◆ Stored rows:
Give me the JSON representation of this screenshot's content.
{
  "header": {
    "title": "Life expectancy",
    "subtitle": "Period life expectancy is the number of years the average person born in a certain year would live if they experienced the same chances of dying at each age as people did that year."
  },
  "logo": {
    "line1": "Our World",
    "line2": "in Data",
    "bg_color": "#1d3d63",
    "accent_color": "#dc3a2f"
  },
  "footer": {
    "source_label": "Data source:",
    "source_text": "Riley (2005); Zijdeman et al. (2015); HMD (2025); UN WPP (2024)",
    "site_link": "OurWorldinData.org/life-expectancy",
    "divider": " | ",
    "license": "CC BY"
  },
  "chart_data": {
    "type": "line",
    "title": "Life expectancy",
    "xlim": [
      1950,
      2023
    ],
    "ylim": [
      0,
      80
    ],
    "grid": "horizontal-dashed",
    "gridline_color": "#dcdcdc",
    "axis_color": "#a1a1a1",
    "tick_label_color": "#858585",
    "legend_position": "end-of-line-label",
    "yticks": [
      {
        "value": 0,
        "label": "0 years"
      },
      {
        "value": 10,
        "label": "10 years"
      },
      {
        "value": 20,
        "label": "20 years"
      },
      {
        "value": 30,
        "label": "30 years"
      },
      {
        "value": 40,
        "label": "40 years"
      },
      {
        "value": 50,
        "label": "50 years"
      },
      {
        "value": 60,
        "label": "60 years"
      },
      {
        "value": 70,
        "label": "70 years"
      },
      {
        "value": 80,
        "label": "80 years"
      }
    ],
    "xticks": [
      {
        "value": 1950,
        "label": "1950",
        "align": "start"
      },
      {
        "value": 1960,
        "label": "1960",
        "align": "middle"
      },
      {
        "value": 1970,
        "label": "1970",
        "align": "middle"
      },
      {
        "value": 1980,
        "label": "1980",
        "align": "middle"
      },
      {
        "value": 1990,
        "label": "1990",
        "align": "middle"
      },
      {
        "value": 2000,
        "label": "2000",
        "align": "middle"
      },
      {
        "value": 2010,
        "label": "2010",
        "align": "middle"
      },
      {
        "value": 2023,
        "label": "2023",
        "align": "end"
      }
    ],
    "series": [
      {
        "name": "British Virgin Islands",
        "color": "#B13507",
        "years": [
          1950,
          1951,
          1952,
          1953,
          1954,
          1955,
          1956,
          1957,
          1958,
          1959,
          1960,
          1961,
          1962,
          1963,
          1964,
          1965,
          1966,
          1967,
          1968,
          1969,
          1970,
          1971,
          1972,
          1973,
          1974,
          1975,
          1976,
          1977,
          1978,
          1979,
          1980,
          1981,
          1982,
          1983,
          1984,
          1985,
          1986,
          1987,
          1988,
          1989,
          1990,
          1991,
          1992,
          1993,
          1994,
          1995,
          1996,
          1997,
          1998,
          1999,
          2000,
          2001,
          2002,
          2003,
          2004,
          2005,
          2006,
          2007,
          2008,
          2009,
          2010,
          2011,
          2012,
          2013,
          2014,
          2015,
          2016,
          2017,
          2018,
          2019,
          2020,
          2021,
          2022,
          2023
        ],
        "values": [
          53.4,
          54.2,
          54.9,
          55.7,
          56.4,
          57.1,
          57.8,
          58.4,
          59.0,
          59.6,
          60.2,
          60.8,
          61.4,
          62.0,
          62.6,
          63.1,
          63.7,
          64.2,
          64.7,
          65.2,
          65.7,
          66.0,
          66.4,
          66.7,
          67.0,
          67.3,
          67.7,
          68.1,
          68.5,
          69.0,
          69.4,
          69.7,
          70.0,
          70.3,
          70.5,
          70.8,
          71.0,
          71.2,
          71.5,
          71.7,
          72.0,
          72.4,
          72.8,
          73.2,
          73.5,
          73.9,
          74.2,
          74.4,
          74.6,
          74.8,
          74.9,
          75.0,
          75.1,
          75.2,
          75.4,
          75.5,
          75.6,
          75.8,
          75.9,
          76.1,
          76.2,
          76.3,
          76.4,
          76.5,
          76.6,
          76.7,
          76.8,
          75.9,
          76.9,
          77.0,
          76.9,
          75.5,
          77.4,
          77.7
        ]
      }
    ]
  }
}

◆ Task description: List each line of the entries that holds the string "expectancy".

◆ Full response:
    "title": "Life expectancy",
    "subtitle": "Period life expectancy is the number of years the average person born in a certain year would live if they experienced the same chances of dying at each age as people did that year."
    "site_link": "OurWorldinData.org/life-expectancy",
    "title": "Life expectancy",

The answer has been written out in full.